**Task input:**
>> begin

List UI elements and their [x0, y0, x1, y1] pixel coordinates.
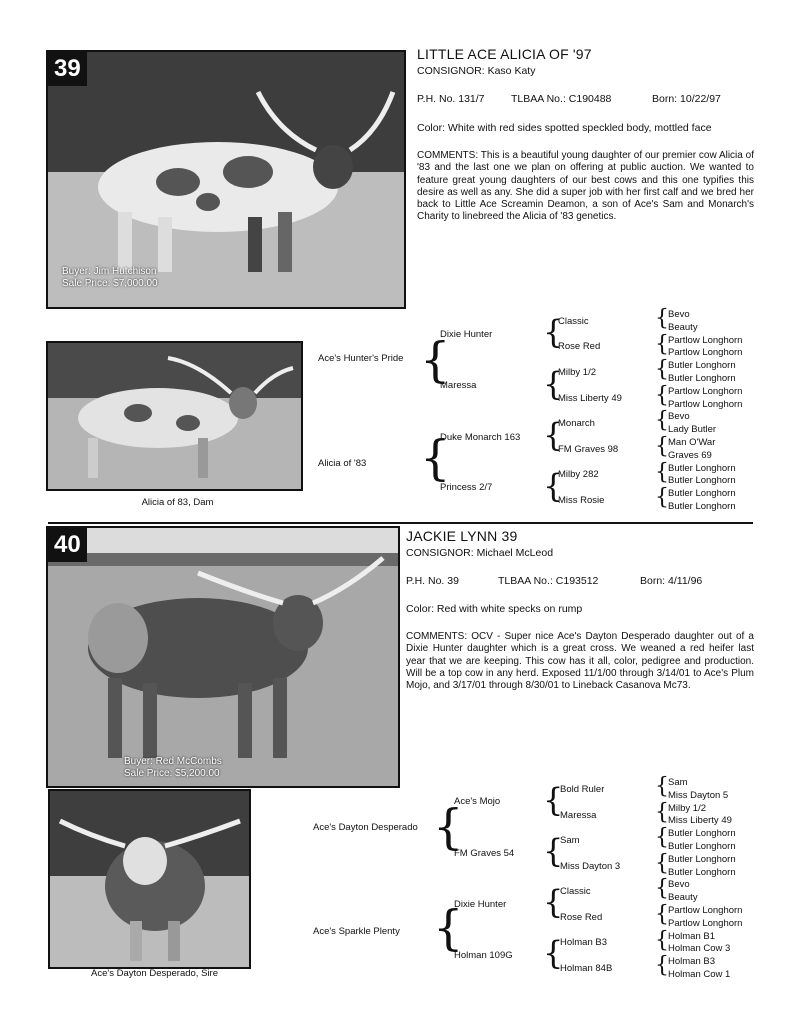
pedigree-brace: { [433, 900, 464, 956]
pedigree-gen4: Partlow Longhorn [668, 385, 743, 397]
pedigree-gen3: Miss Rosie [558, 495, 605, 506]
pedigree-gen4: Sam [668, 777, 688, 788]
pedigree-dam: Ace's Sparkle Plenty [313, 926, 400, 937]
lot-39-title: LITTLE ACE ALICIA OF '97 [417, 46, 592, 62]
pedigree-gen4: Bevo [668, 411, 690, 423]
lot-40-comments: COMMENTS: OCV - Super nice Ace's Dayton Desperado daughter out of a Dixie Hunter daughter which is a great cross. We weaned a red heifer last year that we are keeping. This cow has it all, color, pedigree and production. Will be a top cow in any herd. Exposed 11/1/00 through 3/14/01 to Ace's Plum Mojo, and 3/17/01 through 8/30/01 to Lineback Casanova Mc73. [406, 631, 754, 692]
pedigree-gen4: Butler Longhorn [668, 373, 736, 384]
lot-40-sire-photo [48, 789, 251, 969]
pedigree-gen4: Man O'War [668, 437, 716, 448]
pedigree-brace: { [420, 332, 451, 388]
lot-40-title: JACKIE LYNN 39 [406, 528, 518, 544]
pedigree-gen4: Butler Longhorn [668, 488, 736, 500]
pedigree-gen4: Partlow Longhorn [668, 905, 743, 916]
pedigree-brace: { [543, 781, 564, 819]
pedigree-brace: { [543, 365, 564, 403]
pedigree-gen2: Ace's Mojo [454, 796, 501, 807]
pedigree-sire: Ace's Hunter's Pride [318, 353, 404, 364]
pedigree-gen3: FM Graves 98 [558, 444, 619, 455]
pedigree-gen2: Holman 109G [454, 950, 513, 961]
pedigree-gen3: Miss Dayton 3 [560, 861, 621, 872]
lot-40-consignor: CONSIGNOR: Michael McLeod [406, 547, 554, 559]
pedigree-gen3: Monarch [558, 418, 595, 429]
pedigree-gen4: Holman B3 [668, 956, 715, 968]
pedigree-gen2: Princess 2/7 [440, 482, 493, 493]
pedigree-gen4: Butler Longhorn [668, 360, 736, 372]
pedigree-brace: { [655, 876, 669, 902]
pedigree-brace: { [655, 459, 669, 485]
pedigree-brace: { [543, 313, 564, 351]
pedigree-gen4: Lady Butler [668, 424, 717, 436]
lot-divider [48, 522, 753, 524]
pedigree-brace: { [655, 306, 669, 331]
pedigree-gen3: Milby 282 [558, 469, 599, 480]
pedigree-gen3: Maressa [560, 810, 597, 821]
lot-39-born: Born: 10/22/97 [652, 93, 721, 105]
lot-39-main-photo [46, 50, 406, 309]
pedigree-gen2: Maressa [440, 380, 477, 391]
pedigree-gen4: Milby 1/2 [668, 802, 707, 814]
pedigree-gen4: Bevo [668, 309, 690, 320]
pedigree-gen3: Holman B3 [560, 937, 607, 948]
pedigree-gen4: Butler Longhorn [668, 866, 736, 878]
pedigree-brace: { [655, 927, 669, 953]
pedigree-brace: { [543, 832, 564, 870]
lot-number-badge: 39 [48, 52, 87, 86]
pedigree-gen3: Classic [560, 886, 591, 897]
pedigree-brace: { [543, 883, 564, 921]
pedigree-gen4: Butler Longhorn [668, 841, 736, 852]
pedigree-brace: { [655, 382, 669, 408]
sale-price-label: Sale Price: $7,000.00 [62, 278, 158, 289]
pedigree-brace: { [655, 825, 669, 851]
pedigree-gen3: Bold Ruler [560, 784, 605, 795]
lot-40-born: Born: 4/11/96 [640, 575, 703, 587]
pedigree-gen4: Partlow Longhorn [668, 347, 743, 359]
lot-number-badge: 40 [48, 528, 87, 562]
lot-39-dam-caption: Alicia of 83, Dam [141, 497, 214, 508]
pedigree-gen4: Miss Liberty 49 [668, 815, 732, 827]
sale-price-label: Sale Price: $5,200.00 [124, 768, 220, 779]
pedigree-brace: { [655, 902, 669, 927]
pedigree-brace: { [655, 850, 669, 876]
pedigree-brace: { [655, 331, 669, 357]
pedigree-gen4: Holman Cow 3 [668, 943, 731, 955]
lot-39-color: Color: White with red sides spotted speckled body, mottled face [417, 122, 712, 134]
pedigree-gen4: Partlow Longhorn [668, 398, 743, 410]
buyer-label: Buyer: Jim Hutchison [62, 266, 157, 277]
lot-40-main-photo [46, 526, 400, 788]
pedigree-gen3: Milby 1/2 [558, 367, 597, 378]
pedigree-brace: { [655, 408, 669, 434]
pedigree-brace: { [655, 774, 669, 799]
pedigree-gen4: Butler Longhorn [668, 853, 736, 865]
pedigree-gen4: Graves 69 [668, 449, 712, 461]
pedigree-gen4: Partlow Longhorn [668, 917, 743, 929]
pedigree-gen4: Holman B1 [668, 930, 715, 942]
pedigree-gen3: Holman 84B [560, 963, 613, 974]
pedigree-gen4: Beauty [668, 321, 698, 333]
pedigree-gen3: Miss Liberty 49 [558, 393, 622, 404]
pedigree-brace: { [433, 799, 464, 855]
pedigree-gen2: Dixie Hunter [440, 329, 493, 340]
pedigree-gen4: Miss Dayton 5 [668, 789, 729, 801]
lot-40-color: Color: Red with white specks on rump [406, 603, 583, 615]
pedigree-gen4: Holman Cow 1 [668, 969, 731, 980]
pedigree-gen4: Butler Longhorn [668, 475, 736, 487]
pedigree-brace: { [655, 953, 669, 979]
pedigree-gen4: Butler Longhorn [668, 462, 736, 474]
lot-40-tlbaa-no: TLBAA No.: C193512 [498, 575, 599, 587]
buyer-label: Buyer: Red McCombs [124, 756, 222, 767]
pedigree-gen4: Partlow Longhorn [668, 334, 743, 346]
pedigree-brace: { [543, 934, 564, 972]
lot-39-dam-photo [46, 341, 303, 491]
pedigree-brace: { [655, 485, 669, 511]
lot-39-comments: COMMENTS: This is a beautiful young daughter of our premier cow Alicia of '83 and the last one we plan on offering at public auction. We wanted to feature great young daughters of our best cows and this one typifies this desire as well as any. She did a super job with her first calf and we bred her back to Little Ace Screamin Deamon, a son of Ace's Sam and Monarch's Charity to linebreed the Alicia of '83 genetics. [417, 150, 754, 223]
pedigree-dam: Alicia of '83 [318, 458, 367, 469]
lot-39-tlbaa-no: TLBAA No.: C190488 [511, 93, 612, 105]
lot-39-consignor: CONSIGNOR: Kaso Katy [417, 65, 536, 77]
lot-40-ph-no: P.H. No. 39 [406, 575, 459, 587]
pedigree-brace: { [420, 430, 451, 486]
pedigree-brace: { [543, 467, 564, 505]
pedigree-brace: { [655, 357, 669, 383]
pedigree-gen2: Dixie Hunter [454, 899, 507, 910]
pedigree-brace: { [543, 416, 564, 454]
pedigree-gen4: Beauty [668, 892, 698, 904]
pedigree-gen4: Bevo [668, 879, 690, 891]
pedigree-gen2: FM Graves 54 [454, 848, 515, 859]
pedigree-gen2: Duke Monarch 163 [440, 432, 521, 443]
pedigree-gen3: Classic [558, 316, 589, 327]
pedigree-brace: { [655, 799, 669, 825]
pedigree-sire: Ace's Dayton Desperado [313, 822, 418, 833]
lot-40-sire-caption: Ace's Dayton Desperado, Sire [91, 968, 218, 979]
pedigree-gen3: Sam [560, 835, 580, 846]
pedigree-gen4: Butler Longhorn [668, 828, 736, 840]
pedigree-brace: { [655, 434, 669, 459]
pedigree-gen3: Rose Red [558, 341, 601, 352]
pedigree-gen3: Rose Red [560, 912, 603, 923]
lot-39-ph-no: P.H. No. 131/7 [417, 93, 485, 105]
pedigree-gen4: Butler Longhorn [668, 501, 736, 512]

>> end
>> begin

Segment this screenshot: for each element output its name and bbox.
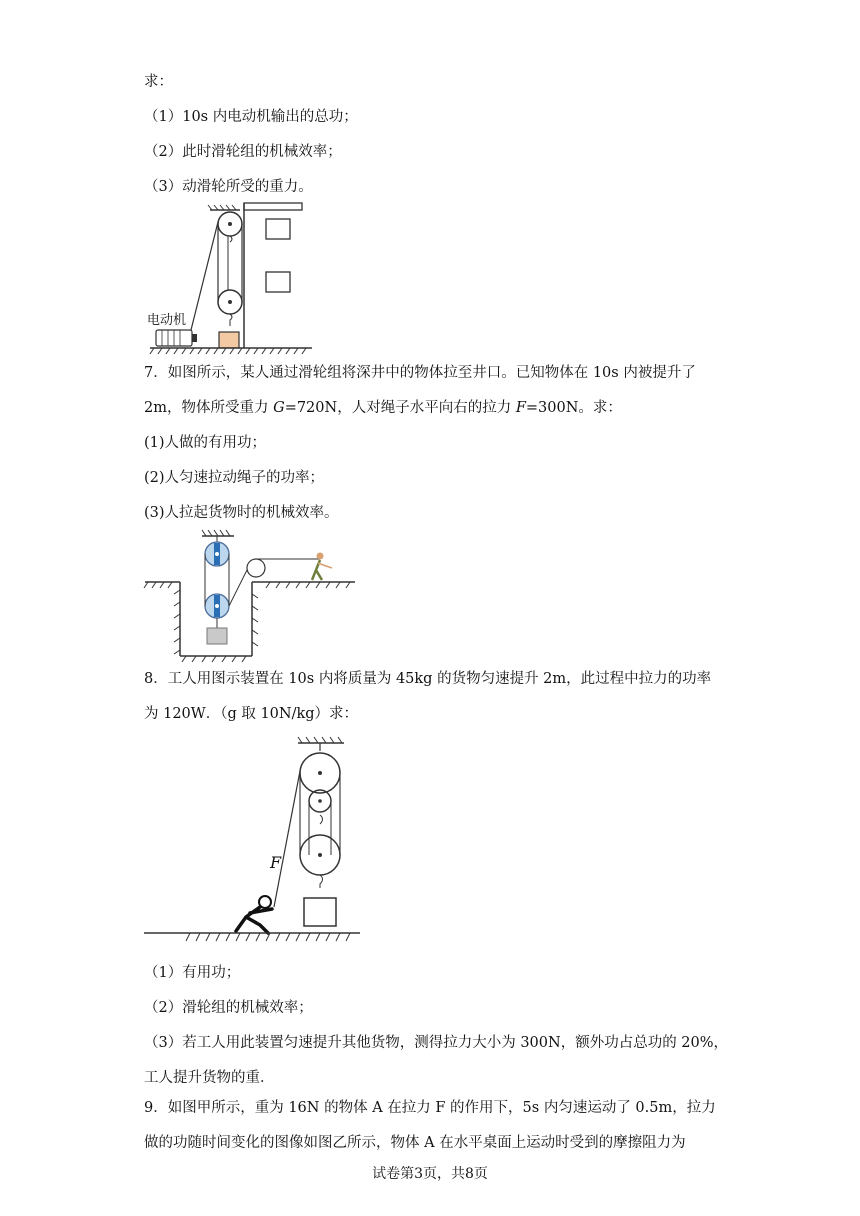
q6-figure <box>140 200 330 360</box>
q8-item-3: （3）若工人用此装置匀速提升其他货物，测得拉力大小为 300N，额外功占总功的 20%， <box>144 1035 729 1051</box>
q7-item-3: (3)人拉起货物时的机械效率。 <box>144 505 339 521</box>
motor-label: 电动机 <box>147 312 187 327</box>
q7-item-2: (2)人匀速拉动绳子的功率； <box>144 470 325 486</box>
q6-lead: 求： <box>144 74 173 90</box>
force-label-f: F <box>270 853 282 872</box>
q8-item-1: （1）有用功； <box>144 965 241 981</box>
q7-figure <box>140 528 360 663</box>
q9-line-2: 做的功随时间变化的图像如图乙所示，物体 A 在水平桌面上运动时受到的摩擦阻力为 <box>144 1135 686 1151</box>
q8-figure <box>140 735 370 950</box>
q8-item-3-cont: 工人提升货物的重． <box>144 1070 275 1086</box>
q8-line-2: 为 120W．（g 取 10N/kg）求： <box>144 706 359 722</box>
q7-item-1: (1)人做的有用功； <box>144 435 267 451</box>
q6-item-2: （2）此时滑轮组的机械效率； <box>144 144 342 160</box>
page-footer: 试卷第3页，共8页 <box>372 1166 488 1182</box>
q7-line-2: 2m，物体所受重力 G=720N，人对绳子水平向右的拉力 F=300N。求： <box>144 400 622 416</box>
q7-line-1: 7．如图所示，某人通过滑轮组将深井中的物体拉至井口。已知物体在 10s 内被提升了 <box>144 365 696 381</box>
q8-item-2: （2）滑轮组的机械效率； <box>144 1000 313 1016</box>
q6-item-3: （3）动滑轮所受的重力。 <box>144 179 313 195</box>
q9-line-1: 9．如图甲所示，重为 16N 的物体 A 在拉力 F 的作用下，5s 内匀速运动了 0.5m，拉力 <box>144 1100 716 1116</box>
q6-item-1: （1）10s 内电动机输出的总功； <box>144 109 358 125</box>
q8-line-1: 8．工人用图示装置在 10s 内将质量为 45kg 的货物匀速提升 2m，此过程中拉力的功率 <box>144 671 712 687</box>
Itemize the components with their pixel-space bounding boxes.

>> end

**Work to complete:** Reproduce character for character the lines starting at the one containing "q6-figure <box>140 200 330 360</box>" and ending at the one containing "q7-figure <box>140 528 360 663</box>", both included.

**Solution to this exercise:**
q6-figure <box>140 200 330 360</box>
q8-item-3: （3）若工人用此装置匀速提升其他货物，测得拉力大小为 300N，额外功占总功的 20%， <box>144 1035 729 1051</box>
q7-item-3: (3)人拉起货物时的机械效率。 <box>144 505 339 521</box>
motor-label: 电动机 <box>147 312 187 327</box>
q7-item-2: (2)人匀速拉动绳子的功率； <box>144 470 325 486</box>
q6-lead: 求： <box>144 74 173 90</box>
force-label-f: F <box>270 853 282 872</box>
q8-item-1: （1）有用功； <box>144 965 241 981</box>
q7-figure <box>140 528 360 663</box>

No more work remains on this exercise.